(Collected data)
------------
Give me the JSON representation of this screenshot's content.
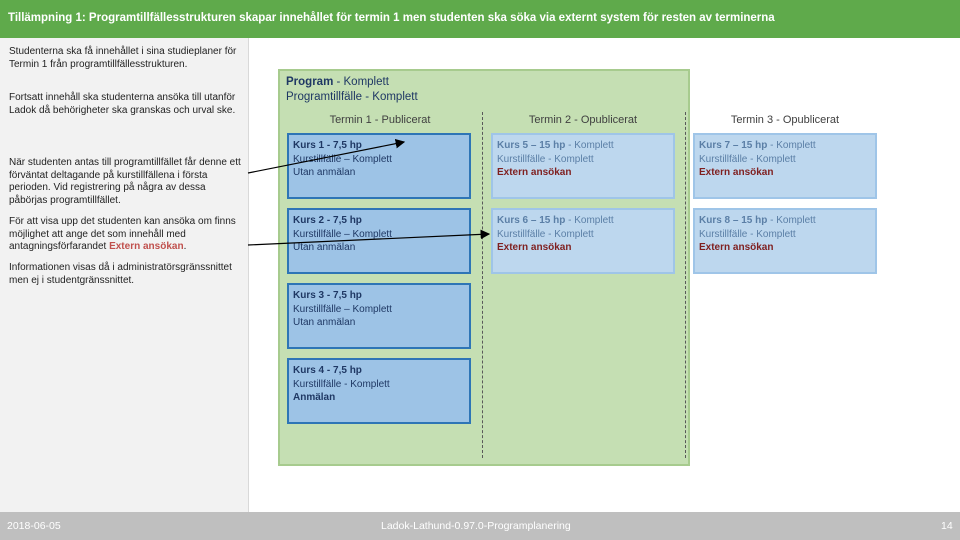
{
  "header": {
    "title": "Tillämpning 1: Programtillfällesstrukturen skapar innehållet för termin 1 men studenten ska söka via externt system för resten av terminerna"
  },
  "sidebar": {
    "p1": "Studenterna ska få innehållet i sina studieplaner för Termin 1 från programtillfällesstrukturen.",
    "p2": "Fortsatt innehåll ska studenterna ansöka till utanför Ladok då behörigheter ska granskas och urval ske.",
    "p3": "När studenten antas till programtillfället får denne ett förväntat deltagande på kurstillfällena i första perioden. Vid registrering på några av dessa påbörjas programtillfället.",
    "p4_a": "För att visa upp det studenten kan ansöka om finns möjlighet att ange det som innehåll med antagningsförfarandet ",
    "p4_ext": "Extern ansökan",
    "p4_b": ".",
    "p5": "Informationen visas då i administratörsgränssnittet men ej i studentgränssnittet."
  },
  "program": {
    "label": "Program",
    "label_rest": " - Komplett",
    "tillfalle": "Programtillfälle - Komplett"
  },
  "terms": [
    {
      "label": "Termin 1 - Publicerat"
    },
    {
      "label": "Termin 2 - Opublicerat"
    },
    {
      "label": "Termin 3 - Opublicerat"
    }
  ],
  "courses": [
    {
      "title": "Kurs 1 - 7,5 hp",
      "title_rest": "",
      "status": "Kurstillfälle – Komplett",
      "mode": "Utan anmälan"
    },
    {
      "title": "Kurs 2 - 7,5 hp",
      "title_rest": "",
      "status": "Kurstillfälle – Komplett",
      "mode": "Utan anmälan"
    },
    {
      "title": "Kurs 3 - 7,5 hp",
      "title_rest": "",
      "status": "Kurstillfälle – Komplett",
      "mode": "Utan anmälan"
    },
    {
      "title": "Kurs 4 - 7,5 hp",
      "title_rest": "",
      "status": "Kurstillfälle - Komplett",
      "mode": "Anmälan"
    },
    {
      "title": "Kurs 5 – 15 hp",
      "title_rest": " - Komplett",
      "status": "Kurstillfälle - Komplett",
      "mode": "Extern ansökan"
    },
    {
      "title": "Kurs 6 – 15 hp",
      "title_rest": " - Komplett",
      "status": "Kurstillfälle - Komplett",
      "mode": "Extern ansökan"
    },
    {
      "title": "Kurs 7 – 15 hp",
      "title_rest": " - Komplett",
      "status": "Kurstillfälle - Komplett",
      "mode": "Extern ansökan"
    },
    {
      "title": "Kurs 8 – 15 hp",
      "title_rest": " - Komplett",
      "status": "Kurstillfälle - Komplett",
      "mode": "Extern ansökan"
    }
  ],
  "footer": {
    "date": "2018-06-05",
    "center": "Ladok-Lathund-0.97.0-Programplanering",
    "page": "14"
  },
  "colors": {
    "header": "#5faa4b",
    "program_bg": "#c5dfb3",
    "published_course": "#9dc3e6",
    "unpublished_course": "#bdd7ee",
    "external_text": "#c0504d"
  }
}
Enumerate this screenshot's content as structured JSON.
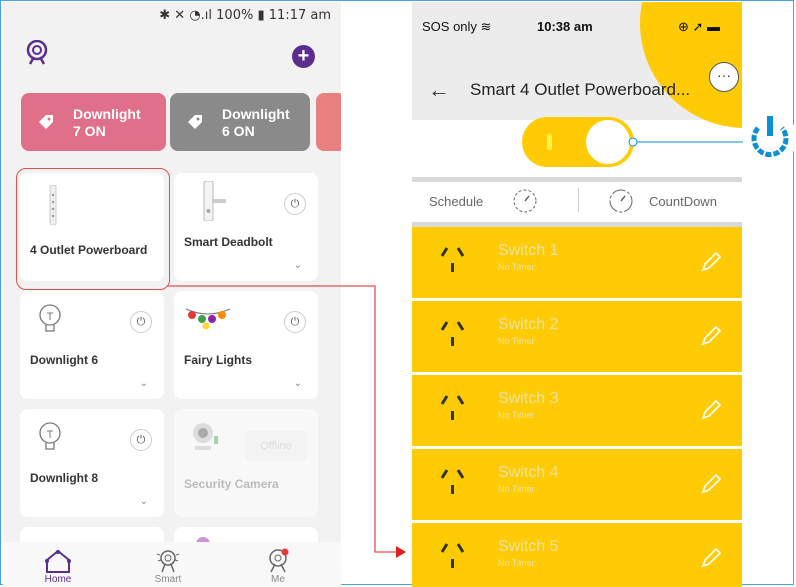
{
  "left_app": {
    "status_bar": "100%",
    "status_time": "11:17 am",
    "scenes": [
      {
        "line1": "Downlight",
        "line2": "7 ON",
        "color": "#e0708a"
      },
      {
        "line1": "Downlight",
        "line2": "6 ON",
        "color": "#8a8a8a"
      }
    ],
    "devices": [
      {
        "name": "4 Outlet Powerboard"
      },
      {
        "name": "Smart Deadbolt"
      },
      {
        "name": "Downlight 6"
      },
      {
        "name": "Fairy Lights"
      },
      {
        "name": "Downlight 8"
      },
      {
        "name": "Security Camera",
        "status": "Offline"
      }
    ],
    "nav": [
      {
        "label": "Home"
      },
      {
        "label": "Smart"
      },
      {
        "label": "Me"
      }
    ]
  },
  "right_app": {
    "status_left": "SOS only",
    "status_time": "10:38 am",
    "title": "Smart 4 Outlet Powerboard...",
    "schedule_label": "Schedule",
    "countdown_label": "CountDown",
    "switches": [
      {
        "name": "Switch 1",
        "timer": "No Timer"
      },
      {
        "name": "Switch 2",
        "timer": "No Timer"
      },
      {
        "name": "Switch 3",
        "timer": "No Timer"
      },
      {
        "name": "Switch 4",
        "timer": "No Timer"
      },
      {
        "name": "Switch 5",
        "timer": "No Timer"
      }
    ],
    "accent": "#ffcb05"
  }
}
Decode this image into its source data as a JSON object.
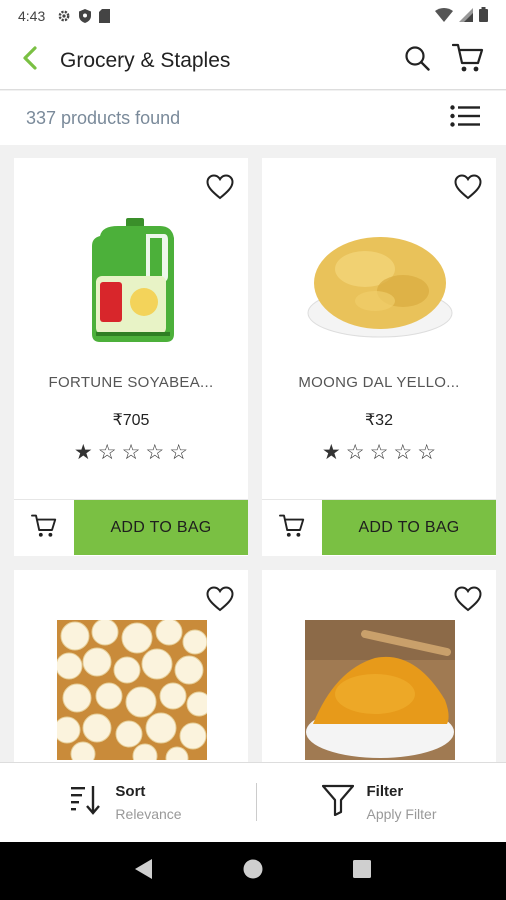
{
  "status_bar": {
    "time": "4:43"
  },
  "app_bar": {
    "title": "Grocery & Staples"
  },
  "results": {
    "count_text": "337 products found"
  },
  "products": [
    {
      "name": "FORTUNE SOYABEA...",
      "price": "₹705",
      "rating": 1,
      "max_rating": 5,
      "button": "ADD TO BAG",
      "image": "oil-can-image"
    },
    {
      "name": "MOONG DAL YELLO...",
      "price": "₹32",
      "rating": 1,
      "max_rating": 5,
      "button": "ADD TO BAG",
      "image": "dal-bowl-image"
    },
    {
      "name": "",
      "price": "",
      "image": "popcorn-image"
    },
    {
      "name": "",
      "price": "",
      "image": "turmeric-image"
    }
  ],
  "bottom_bar": {
    "sort": {
      "label": "Sort",
      "value": "Relevance"
    },
    "filter": {
      "label": "Filter",
      "value": "Apply Filter"
    }
  },
  "colors": {
    "accent": "#7ac043",
    "background": "#f1f1f1"
  }
}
------------
STATED GOAL:
Which lines hold the string "Downlight"? Copy all of them from the data above.

SOLUTION TO THE EXERCISE:
        "line1": "Downlight",
        "line1": "Downlight",
        "name": "Downlight 6"
        "name": "Downlight 8"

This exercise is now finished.